• **WORK INSTRUCTIONS**
Pull every line that holds the word "Accuracy" from the entries.

Stored dataset items:
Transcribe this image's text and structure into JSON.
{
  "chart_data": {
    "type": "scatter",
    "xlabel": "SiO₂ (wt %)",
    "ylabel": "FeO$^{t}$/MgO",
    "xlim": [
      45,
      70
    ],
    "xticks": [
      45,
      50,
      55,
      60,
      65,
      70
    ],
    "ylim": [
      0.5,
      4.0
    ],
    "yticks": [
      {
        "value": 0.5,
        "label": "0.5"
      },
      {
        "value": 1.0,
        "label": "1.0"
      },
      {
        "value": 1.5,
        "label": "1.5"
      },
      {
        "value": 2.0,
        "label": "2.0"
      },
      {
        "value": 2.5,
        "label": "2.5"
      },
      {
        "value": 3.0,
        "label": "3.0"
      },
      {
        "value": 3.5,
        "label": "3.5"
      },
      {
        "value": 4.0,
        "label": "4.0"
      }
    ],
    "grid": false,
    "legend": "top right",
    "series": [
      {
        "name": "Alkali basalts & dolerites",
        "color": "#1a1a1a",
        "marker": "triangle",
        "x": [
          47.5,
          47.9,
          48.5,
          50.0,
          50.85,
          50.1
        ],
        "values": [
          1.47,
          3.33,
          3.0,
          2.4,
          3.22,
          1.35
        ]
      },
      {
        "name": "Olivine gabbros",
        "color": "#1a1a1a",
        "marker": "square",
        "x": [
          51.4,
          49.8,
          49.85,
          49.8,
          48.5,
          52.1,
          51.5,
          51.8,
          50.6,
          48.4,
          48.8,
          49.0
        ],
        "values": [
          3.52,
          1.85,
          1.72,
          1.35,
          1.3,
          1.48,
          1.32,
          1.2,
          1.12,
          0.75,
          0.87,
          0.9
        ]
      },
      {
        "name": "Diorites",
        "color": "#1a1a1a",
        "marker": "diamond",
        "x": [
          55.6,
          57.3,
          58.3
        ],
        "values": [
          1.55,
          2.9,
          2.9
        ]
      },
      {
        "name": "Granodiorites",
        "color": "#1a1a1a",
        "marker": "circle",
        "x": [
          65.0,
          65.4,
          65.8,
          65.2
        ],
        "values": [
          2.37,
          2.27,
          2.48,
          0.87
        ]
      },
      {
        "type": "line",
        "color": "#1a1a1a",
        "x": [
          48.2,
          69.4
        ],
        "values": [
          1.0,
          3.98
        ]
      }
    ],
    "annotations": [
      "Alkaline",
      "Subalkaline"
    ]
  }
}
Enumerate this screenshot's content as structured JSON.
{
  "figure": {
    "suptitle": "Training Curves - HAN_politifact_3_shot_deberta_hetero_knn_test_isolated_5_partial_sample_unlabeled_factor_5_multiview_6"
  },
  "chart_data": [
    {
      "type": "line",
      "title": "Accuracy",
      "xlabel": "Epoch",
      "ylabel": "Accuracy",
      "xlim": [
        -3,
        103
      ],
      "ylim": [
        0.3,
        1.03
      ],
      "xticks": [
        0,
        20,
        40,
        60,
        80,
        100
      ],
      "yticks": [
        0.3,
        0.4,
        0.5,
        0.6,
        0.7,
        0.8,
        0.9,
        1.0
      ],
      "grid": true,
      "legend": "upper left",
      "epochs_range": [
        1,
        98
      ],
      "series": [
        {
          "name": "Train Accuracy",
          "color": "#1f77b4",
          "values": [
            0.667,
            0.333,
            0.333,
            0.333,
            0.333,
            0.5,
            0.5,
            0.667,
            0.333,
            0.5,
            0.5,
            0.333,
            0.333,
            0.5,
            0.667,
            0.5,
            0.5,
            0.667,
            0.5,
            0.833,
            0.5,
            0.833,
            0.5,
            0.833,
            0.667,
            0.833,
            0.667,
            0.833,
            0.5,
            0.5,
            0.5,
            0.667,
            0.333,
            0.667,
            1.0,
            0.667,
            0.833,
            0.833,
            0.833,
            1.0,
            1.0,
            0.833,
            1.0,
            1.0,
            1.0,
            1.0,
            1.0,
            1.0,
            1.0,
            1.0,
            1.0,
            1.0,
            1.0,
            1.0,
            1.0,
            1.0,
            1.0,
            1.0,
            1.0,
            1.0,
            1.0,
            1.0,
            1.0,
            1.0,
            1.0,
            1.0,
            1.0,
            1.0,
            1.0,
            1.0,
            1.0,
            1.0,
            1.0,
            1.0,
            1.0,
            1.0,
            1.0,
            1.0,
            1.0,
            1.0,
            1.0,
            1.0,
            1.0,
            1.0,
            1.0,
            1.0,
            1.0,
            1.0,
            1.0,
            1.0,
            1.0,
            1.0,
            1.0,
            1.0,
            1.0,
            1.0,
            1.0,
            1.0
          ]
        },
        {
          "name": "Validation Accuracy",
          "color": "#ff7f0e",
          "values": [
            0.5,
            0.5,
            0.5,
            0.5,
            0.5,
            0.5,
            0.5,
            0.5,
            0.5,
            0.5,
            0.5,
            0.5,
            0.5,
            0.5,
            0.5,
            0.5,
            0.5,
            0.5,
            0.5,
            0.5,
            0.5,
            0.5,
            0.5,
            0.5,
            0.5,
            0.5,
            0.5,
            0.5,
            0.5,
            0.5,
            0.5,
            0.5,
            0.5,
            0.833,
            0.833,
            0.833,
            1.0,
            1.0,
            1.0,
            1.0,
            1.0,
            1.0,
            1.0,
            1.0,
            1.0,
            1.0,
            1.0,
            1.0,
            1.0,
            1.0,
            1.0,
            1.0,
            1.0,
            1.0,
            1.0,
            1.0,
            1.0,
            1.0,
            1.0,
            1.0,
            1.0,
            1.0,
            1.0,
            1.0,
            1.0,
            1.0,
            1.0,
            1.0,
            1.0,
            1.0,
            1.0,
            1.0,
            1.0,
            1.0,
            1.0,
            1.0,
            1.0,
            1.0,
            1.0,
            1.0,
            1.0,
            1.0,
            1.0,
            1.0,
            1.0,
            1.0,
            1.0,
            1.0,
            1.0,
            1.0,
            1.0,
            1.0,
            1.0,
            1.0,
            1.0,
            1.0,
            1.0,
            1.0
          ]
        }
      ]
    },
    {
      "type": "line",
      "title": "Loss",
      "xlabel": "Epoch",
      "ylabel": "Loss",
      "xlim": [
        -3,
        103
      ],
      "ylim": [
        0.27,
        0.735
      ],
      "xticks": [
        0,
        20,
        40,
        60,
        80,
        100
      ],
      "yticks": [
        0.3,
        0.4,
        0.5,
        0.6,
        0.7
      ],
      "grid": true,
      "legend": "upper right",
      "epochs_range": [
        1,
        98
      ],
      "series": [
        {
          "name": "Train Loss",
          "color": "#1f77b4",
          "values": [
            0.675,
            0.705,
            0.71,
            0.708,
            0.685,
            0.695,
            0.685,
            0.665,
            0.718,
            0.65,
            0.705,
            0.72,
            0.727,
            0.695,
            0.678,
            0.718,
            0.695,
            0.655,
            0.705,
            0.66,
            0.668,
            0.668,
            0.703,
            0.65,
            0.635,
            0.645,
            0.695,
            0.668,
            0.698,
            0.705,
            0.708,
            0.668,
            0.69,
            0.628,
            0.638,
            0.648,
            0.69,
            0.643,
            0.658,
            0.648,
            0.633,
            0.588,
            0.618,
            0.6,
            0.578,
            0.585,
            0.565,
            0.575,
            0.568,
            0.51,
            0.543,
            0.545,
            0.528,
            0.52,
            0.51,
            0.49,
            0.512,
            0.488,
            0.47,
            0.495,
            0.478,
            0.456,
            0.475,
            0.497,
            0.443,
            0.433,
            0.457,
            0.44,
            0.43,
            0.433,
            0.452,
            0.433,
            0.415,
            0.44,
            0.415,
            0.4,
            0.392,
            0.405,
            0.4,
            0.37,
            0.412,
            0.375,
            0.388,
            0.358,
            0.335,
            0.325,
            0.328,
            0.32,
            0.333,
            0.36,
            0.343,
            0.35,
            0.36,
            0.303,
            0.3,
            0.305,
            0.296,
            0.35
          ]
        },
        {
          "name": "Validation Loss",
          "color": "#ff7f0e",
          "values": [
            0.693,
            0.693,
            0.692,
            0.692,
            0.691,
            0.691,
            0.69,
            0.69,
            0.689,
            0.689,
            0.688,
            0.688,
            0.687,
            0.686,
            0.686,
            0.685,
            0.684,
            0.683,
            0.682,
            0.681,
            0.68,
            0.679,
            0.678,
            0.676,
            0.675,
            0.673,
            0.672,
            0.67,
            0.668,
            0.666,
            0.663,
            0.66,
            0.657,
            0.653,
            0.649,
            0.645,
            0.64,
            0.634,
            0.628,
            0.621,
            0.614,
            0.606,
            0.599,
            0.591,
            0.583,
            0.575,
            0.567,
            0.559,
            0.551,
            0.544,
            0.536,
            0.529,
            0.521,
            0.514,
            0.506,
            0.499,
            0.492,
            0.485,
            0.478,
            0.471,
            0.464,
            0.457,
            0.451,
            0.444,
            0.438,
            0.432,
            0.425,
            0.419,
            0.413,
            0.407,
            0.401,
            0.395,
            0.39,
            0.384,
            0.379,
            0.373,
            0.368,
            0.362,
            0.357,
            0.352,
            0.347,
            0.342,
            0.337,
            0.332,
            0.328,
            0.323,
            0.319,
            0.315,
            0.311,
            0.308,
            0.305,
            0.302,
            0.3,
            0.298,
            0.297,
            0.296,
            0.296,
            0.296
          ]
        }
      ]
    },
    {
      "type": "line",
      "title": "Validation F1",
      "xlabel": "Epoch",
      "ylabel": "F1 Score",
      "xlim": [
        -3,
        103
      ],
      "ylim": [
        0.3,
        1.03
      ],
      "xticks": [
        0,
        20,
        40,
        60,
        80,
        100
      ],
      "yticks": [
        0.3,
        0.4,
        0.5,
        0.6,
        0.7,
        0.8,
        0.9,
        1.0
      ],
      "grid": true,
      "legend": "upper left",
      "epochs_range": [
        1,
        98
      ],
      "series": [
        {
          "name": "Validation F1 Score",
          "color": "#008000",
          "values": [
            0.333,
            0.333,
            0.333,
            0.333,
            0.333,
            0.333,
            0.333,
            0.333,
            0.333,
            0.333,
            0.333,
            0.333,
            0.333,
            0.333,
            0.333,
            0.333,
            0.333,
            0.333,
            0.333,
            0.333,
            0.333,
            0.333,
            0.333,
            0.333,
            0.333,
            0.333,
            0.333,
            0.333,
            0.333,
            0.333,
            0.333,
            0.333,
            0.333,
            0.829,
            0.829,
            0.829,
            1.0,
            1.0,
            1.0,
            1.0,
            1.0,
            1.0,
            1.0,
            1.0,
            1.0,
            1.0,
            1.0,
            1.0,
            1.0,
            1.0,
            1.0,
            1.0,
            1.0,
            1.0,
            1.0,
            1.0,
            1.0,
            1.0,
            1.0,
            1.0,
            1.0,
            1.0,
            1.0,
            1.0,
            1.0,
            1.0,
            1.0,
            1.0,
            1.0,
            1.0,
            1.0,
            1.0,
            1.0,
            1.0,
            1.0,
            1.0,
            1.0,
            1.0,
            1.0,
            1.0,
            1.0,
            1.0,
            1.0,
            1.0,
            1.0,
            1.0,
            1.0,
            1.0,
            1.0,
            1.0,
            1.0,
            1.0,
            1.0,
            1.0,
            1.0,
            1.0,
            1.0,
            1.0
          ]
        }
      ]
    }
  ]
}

• **THE OUTPUT**
      "title": "Accuracy",
      "ylabel": "Accuracy",
          "name": "Train Accuracy",
          "name": "Validation Accuracy",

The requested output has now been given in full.